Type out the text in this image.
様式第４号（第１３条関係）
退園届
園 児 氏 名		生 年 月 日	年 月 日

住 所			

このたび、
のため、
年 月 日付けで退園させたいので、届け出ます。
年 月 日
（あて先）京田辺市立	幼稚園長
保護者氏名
= = = = =
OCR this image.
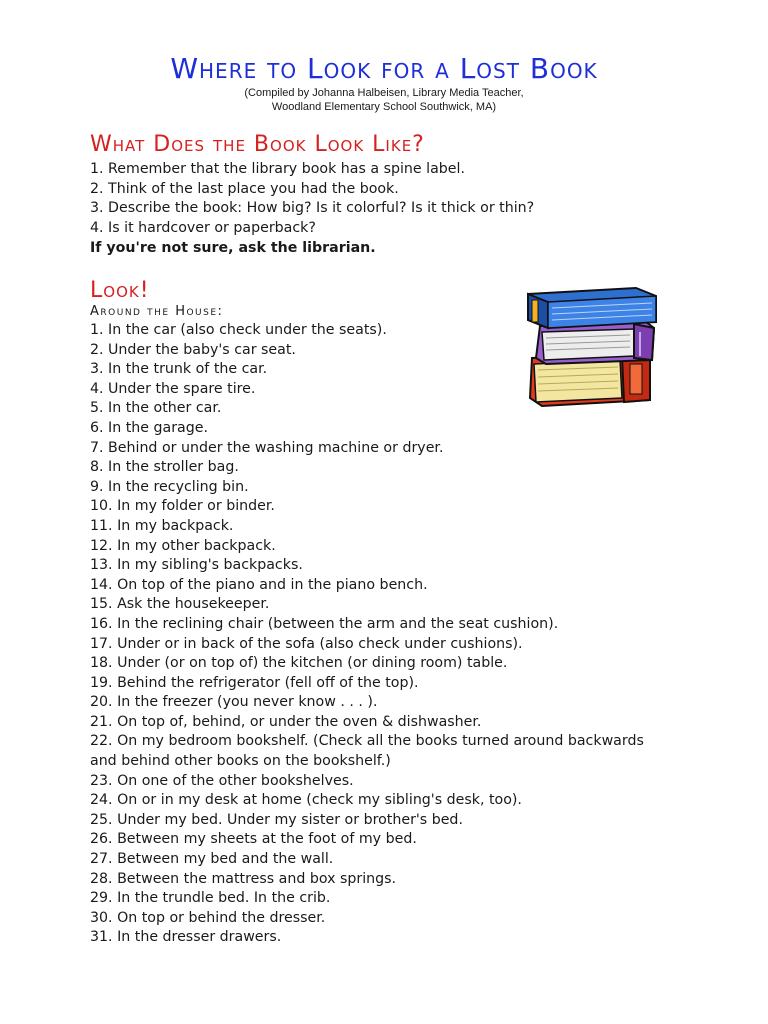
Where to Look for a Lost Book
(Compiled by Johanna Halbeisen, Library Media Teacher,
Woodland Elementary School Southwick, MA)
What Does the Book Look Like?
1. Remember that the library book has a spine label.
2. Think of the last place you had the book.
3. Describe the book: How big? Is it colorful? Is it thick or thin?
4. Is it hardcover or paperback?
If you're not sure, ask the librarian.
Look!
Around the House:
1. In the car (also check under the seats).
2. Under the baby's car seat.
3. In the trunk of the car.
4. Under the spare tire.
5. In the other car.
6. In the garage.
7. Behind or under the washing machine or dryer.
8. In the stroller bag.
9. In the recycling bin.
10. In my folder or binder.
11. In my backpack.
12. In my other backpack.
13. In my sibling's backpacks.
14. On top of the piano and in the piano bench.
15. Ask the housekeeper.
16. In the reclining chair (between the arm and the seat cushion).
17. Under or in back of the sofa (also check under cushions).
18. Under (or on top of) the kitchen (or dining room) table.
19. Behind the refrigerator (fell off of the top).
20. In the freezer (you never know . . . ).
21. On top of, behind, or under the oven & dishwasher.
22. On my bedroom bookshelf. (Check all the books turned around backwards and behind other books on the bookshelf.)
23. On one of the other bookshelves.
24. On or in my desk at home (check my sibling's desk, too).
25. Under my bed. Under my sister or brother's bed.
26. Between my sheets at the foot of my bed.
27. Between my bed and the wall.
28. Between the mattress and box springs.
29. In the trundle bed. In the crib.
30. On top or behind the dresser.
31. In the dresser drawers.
= = = = =
> Aim
Copy out each line of the listing that holds "dresser".

> The result
30. On top or behind the dresser.
31. In the dresser drawers.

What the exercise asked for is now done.